Mudik, Desa, dan, Memori Kolektif

2 days ago 7

Jakarta - Mudik bukan sekadar ritual tahunan. Bukan pula soal perjalanan kembali ke kampung halaman. Mudik identik dengan ziarah batin: perjalanan menuju ke akar yang menumbuhkan asa. Di titik ini, desa adalah lanskap ingatan, tempat masa lalu dan masa kini saling berkelindan. Pierre Nora (1989) menyebutnya sebagai lieux de mémoire—ruang pertautan sejarah dan kebersamaan menemukan identitasnya.

Konteks ini menggarisbawahi mudik sebagai ritus perjumpaan kembali dengan masa lalu, sekaligus upaya menghidupkan kembali hubungan sosial yang mulai renggang akibat laju urbanisasi.

Paradoks tak terelakkan bahwa desa mulai bertransformasi. Desa berubah mengikuti irama modernisasi, perlahan terkikis, bahkan terpinggirkan. Jalanan desa yang dulu lengang, kini dipenuhi kendaraan. Rumah-rumah panggung khas desa berganti menjadi bangunan beton bertingkat. Pasar tradisional yang dulunya ramai oleh suara tawar-menawar perlahan digantikan oleh ritel waralaba. Desa yang begitu akrab dengan aroma tanah basah selepas hujan kini berhadapan dengan debu konstruksi yang tak kunjung reda.

Modernisasi memang tak selalu membawa kebaikan. Di balik derasnya arus perubahan, sering kita abai bahwa desa bukan sekadar pembangunan fisik dan pertumbuhan ekonomi, melainkan juga ruang ingatan kolektif—warisan cara hidup yang terus mengalir dari satu generasi ke generasi berikutnya

Ketika anak-anak muda memilih mengadu nasib di kota, mereka tak sekadar meninggalkan sanak saudara, tetapi juga merenggangkan ikatan dengan narasi kolektif yang seharusnya diwariskan. Yang tersisa di desa hanyalah fragmen sejarah, diceritakan secara sporadis oleh mereka yang masih bertahan.

Entri Data:

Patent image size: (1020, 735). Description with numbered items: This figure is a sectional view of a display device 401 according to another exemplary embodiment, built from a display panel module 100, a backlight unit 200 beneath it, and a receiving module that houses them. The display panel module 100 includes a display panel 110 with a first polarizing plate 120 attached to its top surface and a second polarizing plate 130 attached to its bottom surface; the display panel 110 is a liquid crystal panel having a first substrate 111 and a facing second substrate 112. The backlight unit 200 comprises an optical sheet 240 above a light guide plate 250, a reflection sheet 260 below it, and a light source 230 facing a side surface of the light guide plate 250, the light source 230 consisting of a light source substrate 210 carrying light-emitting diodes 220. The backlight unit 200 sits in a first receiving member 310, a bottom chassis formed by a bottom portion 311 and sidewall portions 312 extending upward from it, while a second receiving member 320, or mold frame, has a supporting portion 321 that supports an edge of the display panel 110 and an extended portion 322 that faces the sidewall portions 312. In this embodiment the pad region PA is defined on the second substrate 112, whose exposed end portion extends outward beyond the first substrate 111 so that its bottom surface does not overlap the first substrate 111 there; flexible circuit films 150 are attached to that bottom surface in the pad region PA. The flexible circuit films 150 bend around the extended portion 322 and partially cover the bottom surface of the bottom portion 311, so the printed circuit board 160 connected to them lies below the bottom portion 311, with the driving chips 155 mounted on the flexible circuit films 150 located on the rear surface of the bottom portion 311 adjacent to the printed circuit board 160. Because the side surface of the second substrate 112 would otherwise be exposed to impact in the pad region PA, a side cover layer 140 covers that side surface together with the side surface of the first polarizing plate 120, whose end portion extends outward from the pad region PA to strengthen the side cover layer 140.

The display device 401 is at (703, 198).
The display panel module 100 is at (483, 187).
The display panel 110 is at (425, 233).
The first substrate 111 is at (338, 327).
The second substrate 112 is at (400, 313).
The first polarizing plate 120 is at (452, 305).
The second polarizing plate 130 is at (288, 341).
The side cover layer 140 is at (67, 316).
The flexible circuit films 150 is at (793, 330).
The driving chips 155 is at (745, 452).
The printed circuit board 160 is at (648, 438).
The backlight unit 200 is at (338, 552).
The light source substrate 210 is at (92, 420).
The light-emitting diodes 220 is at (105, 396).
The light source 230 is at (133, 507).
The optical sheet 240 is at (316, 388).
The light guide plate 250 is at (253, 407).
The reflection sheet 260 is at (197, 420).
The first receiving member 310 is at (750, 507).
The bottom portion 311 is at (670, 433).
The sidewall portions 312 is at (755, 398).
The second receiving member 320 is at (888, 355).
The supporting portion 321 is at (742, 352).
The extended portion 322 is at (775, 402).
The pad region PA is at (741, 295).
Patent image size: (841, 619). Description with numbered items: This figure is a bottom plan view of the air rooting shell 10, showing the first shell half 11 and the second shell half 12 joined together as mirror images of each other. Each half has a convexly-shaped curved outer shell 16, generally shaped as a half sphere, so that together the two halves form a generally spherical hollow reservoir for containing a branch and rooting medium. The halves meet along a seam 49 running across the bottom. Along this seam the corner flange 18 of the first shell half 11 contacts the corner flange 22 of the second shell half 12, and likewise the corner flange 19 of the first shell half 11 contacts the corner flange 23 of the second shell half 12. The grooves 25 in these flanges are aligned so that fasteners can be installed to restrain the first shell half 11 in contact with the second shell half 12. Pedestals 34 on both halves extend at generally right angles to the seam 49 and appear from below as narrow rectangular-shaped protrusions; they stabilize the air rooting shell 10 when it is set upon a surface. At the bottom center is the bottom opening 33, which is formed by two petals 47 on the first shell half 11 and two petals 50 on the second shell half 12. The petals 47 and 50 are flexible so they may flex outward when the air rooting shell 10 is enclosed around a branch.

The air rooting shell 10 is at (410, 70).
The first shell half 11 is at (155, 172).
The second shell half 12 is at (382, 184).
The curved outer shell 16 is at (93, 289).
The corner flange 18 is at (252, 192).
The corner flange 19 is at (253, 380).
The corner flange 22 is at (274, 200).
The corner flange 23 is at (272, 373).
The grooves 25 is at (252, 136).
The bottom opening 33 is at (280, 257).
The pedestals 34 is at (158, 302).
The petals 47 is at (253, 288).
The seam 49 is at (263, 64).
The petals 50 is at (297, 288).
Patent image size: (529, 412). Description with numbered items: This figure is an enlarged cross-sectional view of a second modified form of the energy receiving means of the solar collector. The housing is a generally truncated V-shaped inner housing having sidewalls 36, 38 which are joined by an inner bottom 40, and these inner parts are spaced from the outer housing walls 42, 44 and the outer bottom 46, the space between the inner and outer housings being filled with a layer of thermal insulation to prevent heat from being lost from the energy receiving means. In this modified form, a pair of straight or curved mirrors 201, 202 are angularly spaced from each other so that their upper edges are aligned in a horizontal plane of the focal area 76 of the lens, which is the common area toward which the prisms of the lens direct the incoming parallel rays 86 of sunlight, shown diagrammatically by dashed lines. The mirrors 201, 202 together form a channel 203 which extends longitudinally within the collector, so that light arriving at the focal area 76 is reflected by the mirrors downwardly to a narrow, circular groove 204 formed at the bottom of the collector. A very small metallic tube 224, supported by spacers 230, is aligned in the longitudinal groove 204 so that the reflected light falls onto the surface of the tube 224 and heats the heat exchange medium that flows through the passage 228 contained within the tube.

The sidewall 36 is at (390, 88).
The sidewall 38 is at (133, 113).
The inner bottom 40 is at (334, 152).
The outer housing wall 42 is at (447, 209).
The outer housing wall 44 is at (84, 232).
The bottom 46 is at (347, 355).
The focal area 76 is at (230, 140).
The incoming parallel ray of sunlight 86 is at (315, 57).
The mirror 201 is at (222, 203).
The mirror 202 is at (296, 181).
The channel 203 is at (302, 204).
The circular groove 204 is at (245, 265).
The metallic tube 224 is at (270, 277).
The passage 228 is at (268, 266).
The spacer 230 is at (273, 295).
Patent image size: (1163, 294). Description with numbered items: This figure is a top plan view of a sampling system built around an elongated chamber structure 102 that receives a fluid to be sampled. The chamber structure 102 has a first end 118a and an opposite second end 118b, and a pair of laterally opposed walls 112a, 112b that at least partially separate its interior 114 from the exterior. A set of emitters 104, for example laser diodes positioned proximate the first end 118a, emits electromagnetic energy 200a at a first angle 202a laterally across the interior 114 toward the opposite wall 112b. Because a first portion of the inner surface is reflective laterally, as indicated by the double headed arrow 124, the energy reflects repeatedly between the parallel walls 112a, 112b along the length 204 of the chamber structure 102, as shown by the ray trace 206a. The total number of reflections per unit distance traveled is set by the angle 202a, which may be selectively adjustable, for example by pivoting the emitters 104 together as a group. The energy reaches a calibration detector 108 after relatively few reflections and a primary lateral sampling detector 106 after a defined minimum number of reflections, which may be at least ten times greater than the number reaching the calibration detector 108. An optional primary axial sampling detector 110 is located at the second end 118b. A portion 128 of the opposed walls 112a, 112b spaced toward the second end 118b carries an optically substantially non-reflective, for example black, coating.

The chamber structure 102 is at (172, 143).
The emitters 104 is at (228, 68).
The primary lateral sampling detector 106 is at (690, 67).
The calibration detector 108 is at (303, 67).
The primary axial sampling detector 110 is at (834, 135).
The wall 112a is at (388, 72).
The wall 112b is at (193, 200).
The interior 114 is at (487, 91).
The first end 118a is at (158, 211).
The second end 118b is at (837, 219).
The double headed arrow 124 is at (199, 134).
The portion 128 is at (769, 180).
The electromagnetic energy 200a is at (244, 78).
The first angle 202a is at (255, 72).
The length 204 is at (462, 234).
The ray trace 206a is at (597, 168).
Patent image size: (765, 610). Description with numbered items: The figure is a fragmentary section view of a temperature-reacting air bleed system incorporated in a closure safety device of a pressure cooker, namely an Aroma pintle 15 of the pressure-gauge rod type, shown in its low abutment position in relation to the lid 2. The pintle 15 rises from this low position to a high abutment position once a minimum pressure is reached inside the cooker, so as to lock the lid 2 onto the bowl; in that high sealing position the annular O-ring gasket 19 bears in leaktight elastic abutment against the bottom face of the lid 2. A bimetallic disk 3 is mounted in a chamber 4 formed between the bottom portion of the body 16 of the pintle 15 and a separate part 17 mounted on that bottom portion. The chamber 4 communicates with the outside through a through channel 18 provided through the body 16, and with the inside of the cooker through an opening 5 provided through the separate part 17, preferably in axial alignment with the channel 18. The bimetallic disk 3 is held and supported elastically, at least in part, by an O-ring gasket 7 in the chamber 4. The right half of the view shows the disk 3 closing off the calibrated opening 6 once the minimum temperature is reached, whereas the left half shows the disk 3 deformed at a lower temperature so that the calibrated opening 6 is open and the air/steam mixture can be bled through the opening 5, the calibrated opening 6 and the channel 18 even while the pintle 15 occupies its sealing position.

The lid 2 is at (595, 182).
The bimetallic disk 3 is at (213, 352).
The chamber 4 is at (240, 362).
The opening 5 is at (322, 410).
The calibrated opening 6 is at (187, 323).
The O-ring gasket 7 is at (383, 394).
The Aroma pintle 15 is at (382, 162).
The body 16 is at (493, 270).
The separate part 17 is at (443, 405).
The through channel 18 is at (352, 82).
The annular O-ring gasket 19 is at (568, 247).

Tujuan Pembelajaran:
a – Tuliskan kembali seluruh bacaan tentang mudik dan desa secara utuh, tanpa mengubah satu kata pun.
b – Salin dengan persis bagian catatan yang dibuka oleh baris berisi "Patent image size: (529, 412)." dan ditutup oleh baris berisi "The spacer 230 is at (273, 295).", termasuk kedua baris tersebut.
Catatan di atas tidak memiliki hubungan apa pun dengan bacaan.

Kunci Jawaban:
a –
Mudik, Desa, dan, Memori Kolektif

2 days ago 7

Jakarta - Mudik bukan sekadar ritual tahunan. Bukan pula soal perjalanan kembali ke kampung halaman. Mudik identik dengan ziarah batin: perjalanan menuju ke akar yang menumbuhkan asa. Di titik ini, desa adalah lanskap ingatan, tempat masa lalu dan masa kini saling berkelindan. Pierre Nora (1989) menyebutnya sebagai lieux de mémoire—ruang pertautan sejarah dan kebersamaan menemukan identitasnya.

Konteks ini menggarisbawahi mudik sebagai ritus perjumpaan kembali dengan masa lalu, sekaligus upaya menghidupkan kembali hubungan sosial yang mulai renggang akibat laju urbanisasi.

Paradoks tak terelakkan bahwa desa mulai bertransformasi. Desa berubah mengikuti irama modernisasi, perlahan terkikis, bahkan terpinggirkan. Jalanan desa yang dulu lengang, kini dipenuhi kendaraan. Rumah-rumah panggung khas desa berganti menjadi bangunan beton bertingkat. Pasar tradisional yang dulunya ramai oleh suara tawar-menawar perlahan digantikan oleh ritel waralaba. Desa yang begitu akrab dengan aroma tanah basah selepas hujan kini berhadapan dengan debu konstruksi yang tak kunjung reda.

Modernisasi memang tak selalu membawa kebaikan. Di balik derasnya arus perubahan, sering kita abai bahwa desa bukan sekadar pembangunan fisik dan pertumbuhan ekonomi, melainkan juga ruang ingatan kolektif—warisan cara hidup yang terus mengalir dari satu generasi ke generasi berikutnya

Ketika anak-anak muda memilih mengadu nasib di kota, mereka tak sekadar meninggalkan sanak saudara, tetapi juga merenggangkan ikatan dengan narasi kolektif yang seharusnya diwariskan. Yang tersisa di desa hanyalah fragmen sejarah, diceritakan secara sporadis oleh mereka yang masih bertahan.

b –
Patent image size: (529, 412). Description with numbered items: This figure is an enlarged cross-sectional view of a second modified form of the energy receiving means of the solar collector. The housing is a generally truncated V-shaped inner housing having sidewalls 36, 38 which are joined by an inner bottom 40, and these inner parts are spaced from the outer housing walls 42, 44 and the outer bottom 46, the space between the inner and outer housings being filled with a layer of thermal insulation to prevent heat from being lost from the energy receiving means. In this modified form, a pair of straight or curved mirrors 201, 202 are angularly spaced from each other so that their upper edges are aligned in a horizontal plane of the focal area 76 of the lens, which is the common area toward which the prisms of the lens direct the incoming parallel rays 86 of sunlight, shown diagrammatically by dashed lines. The mirrors 201, 202 together form a channel 203 which extends longitudinally within the collector, so that light arriving at the focal area 76 is reflected by the mirrors downwardly to a narrow, circular groove 204 formed at the bottom of the collector. A very small metallic tube 224, supported by spacers 230, is aligned in the longitudinal groove 204 so that the reflected light falls onto the surface of the tube 224 and heats the heat exchange medium that flows through the passage 228 contained within the tube.

The sidewall 36 is at (390, 88).
The sidewall 38 is at (133, 113).
The inner bottom 40 is at (334, 152).
The outer housing wall 42 is at (447, 209).
The outer housing wall 44 is at (84, 232).
The bottom 46 is at (347, 355).
The focal area 76 is at (230, 140).
The incoming parallel ray of sunlight 86 is at (315, 57).
The mirror 201 is at (222, 203).
The mirror 202 is at (296, 181).
The channel 203 is at (302, 204).
The circular groove 204 is at (245, 265).
The metallic tube 224 is at (270, 277).
The passage 228 is at (268, 266).
The spacer 230 is at (273, 295).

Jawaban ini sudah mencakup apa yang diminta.